INSTRUCTIONS TO FOLLOW → Copy the material that follows word for word and omit its pictures.

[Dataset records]
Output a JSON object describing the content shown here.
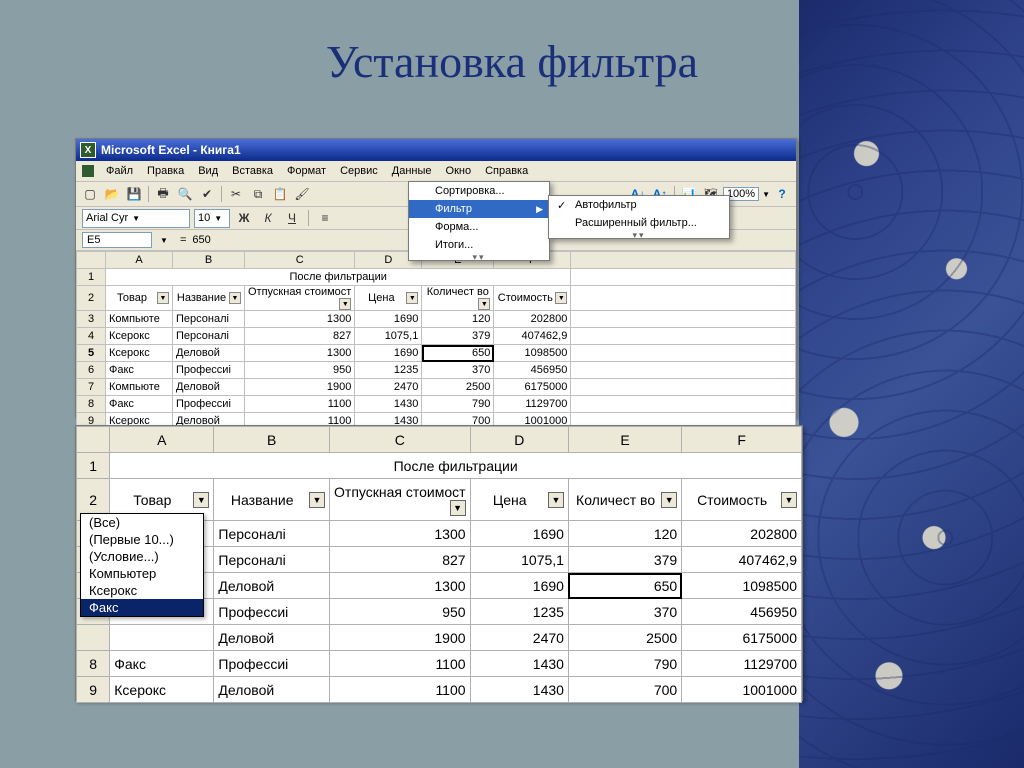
{
  "slide": {
    "title": "Установка фильтра"
  },
  "excel": {
    "title": "Microsoft Excel - Книга1",
    "menu": [
      "Файл",
      "Правка",
      "Вид",
      "Вставка",
      "Формат",
      "Сервис",
      "Данные",
      "Окно",
      "Справка"
    ],
    "font_name": "Arial Cyr",
    "font_size": "10",
    "active_cell": "E5",
    "formula_value": "650",
    "zoom": "100%",
    "data_menu": {
      "items": [
        "Сортировка...",
        "Фильтр",
        "Форма...",
        "Итоги..."
      ],
      "highlighted": 1
    },
    "filter_submenu": {
      "items": [
        "Автофильтр",
        "Расширенный фильтр..."
      ],
      "checked": 0
    },
    "chart_data": {
      "type": "table",
      "title": "После фильтрации",
      "columns": [
        "Товар",
        "Название",
        "Отпускная стоимост",
        "Цена",
        "Количест во",
        "Стоимость"
      ],
      "col_letters": [
        "A",
        "B",
        "C",
        "D",
        "E",
        "F"
      ],
      "rows": [
        [
          "Компьюте",
          "Персоналі",
          "1300",
          "1690",
          "120",
          "202800"
        ],
        [
          "Ксерокс",
          "Персоналі",
          "827",
          "1075,1",
          "379",
          "407462,9"
        ],
        [
          "Ксерокс",
          "Деловой",
          "1300",
          "1690",
          "650",
          "1098500"
        ],
        [
          "Факс",
          "Профессиі",
          "950",
          "1235",
          "370",
          "456950"
        ],
        [
          "Компьюте",
          "Деловой",
          "1900",
          "2470",
          "2500",
          "6175000"
        ],
        [
          "Факс",
          "Профессиі",
          "1100",
          "1430",
          "790",
          "1129700"
        ],
        [
          "Ксерокс",
          "Деловой",
          "1100",
          "1430",
          "700",
          "1001000"
        ]
      ],
      "row_nums": [
        "3",
        "4",
        "5",
        "6",
        "7",
        "8",
        "9"
      ]
    },
    "filter_list": [
      "(Все)",
      "(Первые 10...)",
      "(Условие...)",
      "Компьютер",
      "Ксерокс",
      "Факс"
    ],
    "filter_list_selected": 5
  }
}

OUTPUT BELOW →
Output a JSON object describing the content shown here.
{
  "slide": {
    "title": "Установка фильтра"
  },
  "excel": {
    "title": "Microsoft Excel - Книга1",
    "menu": [
      "Файл",
      "Правка",
      "Вид",
      "Вставка",
      "Формат",
      "Сервис",
      "Данные",
      "Окно",
      "Справка"
    ],
    "font_name": "Arial Cyr",
    "font_size": "10",
    "active_cell": "E5",
    "formula_value": "650",
    "zoom": "100%",
    "data_menu": {
      "items": [
        "Сортировка...",
        "Фильтр",
        "Форма...",
        "Итоги..."
      ],
      "highlighted": 1
    },
    "filter_submenu": {
      "items": [
        "Автофильтр",
        "Расширенный фильтр..."
      ],
      "checked": 0
    },
    "chart_data": {
      "type": "table",
      "title": "После фильтрации",
      "columns": [
        "Товар",
        "Название",
        "Отпускная стоимост",
        "Цена",
        "Количест во",
        "Стоимость"
      ],
      "col_letters": [
        "A",
        "B",
        "C",
        "D",
        "E",
        "F"
      ],
      "rows": [
        [
          "Компьюте",
          "Персоналі",
          "1300",
          "1690",
          "120",
          "202800"
        ],
        [
          "Ксерокс",
          "Персоналі",
          "827",
          "1075,1",
          "379",
          "407462,9"
        ],
        [
          "Ксерокс",
          "Деловой",
          "1300",
          "1690",
          "650",
          "1098500"
        ],
        [
          "Факс",
          "Профессиі",
          "950",
          "1235",
          "370",
          "456950"
        ],
        [
          "Компьюте",
          "Деловой",
          "1900",
          "2470",
          "2500",
          "6175000"
        ],
        [
          "Факс",
          "Профессиі",
          "1100",
          "1430",
          "790",
          "1129700"
        ],
        [
          "Ксерокс",
          "Деловой",
          "1100",
          "1430",
          "700",
          "1001000"
        ]
      ],
      "row_nums": [
        "3",
        "4",
        "5",
        "6",
        "7",
        "8",
        "9"
      ]
    },
    "filter_list": [
      "(Все)",
      "(Первые 10...)",
      "(Условие...)",
      "Компьютер",
      "Ксерокс",
      "Факс"
    ],
    "filter_list_selected": 5
  }
}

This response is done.